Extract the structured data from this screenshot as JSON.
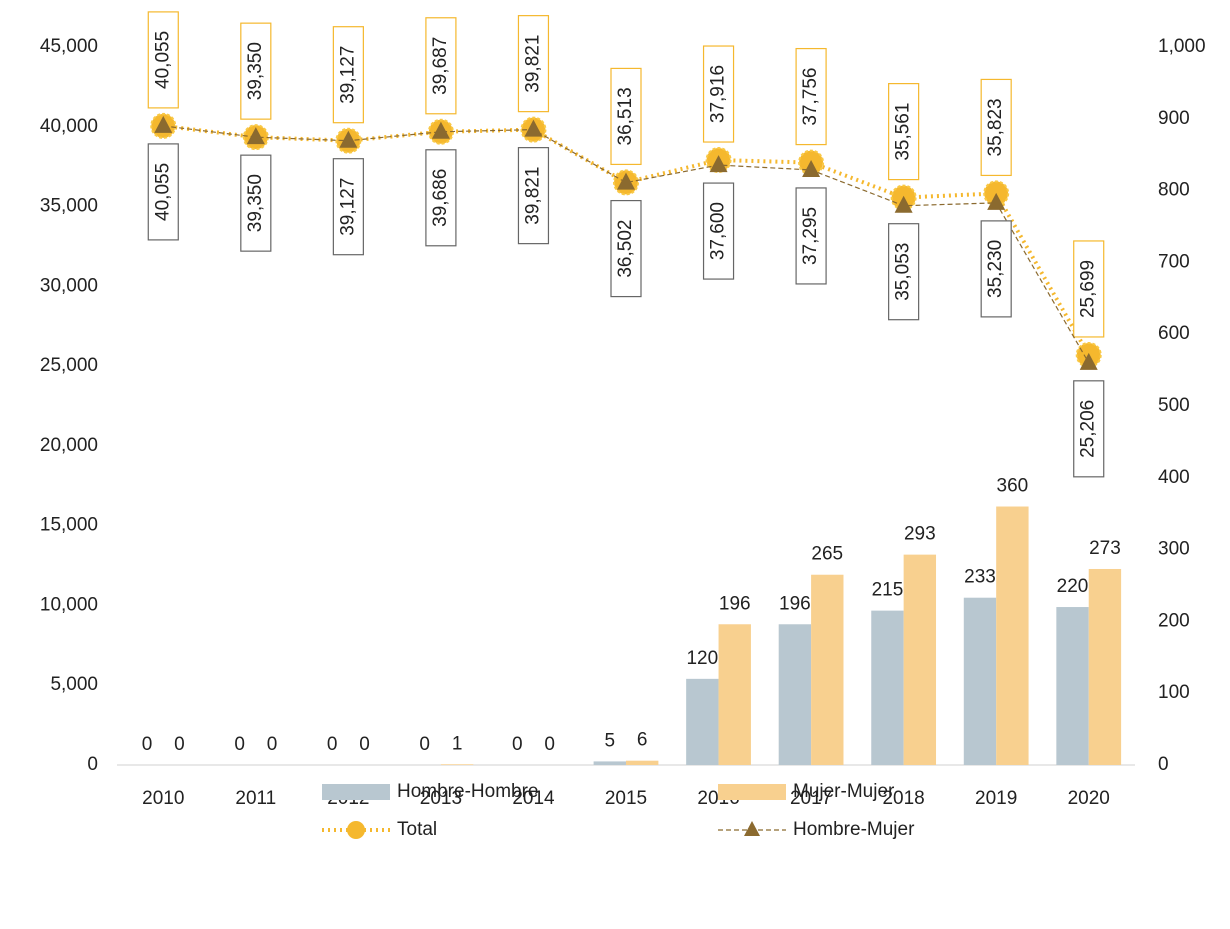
{
  "chart_data": {
    "type": "bar-line",
    "categories": [
      "2010",
      "2011",
      "2012",
      "2013",
      "2014",
      "2015",
      "2016",
      "2017",
      "2018",
      "2019",
      "2020"
    ],
    "series": [
      {
        "name": "Hombre-Hombre",
        "type": "bar",
        "axis": "y2",
        "color": "#b8c7d0",
        "values": [
          0,
          0,
          0,
          0,
          0,
          5,
          120,
          196,
          215,
          233,
          220
        ]
      },
      {
        "name": "Mujer-Mujer",
        "type": "bar",
        "axis": "y2",
        "color": "#f8d08f",
        "values": [
          0,
          0,
          0,
          1,
          0,
          6,
          196,
          265,
          293,
          360,
          273
        ]
      },
      {
        "name": "Total",
        "type": "line",
        "color": "#f5b82e",
        "values": [
          40055,
          39350,
          39127,
          39687,
          39821,
          36513,
          37916,
          37756,
          35561,
          35823,
          25699
        ],
        "value_labels": [
          "40,055",
          "39,350",
          "39,127",
          "39,687",
          "39,821",
          "36,513",
          "37,916",
          "37,756",
          "35,561",
          "35,823",
          "25,699"
        ]
      },
      {
        "name": "Hombre-Mujer",
        "type": "line",
        "color": "#8b6a2f",
        "values": [
          40055,
          39350,
          39127,
          39686,
          39821,
          36502,
          37600,
          37295,
          35053,
          35230,
          25206
        ],
        "value_labels": [
          "40,055",
          "39,350",
          "39,127",
          "39,686",
          "39,821",
          "36,502",
          "37,600",
          "37,295",
          "35,053",
          "35,230",
          "25,206"
        ]
      }
    ],
    "ylim": [
      0,
      45000
    ],
    "yticks": [
      0,
      {
        "value": 5000,
        "label": "5,000"
      },
      {
        "value": 10000,
        "label": "10,000"
      },
      {
        "value": 15000,
        "label": "15,000"
      },
      {
        "value": 20000,
        "label": "20,000"
      },
      {
        "value": 25000,
        "label": "25,000"
      },
      {
        "value": 30000,
        "label": "30,000"
      },
      {
        "value": 35000,
        "label": "35,000"
      },
      {
        "value": 40000,
        "label": "40,000"
      },
      {
        "value": 45000,
        "label": "45,000"
      }
    ],
    "y2lim": [
      0,
      1000
    ],
    "y2ticks": [
      0,
      100,
      200,
      300,
      400,
      500,
      600,
      700,
      800,
      900,
      {
        "value": 1000,
        "label": "1,000"
      }
    ],
    "grid": false,
    "legend": "bottom"
  }
}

- **EXERCISE TASK**
Reproduce each line holding the word "color".

- **WRITTEN SOLUTION**
        "color": "#b8c7d0",
        "color": "#f8d08f",
        "color": "#f5b82e",
        "color": "#8b6a2f",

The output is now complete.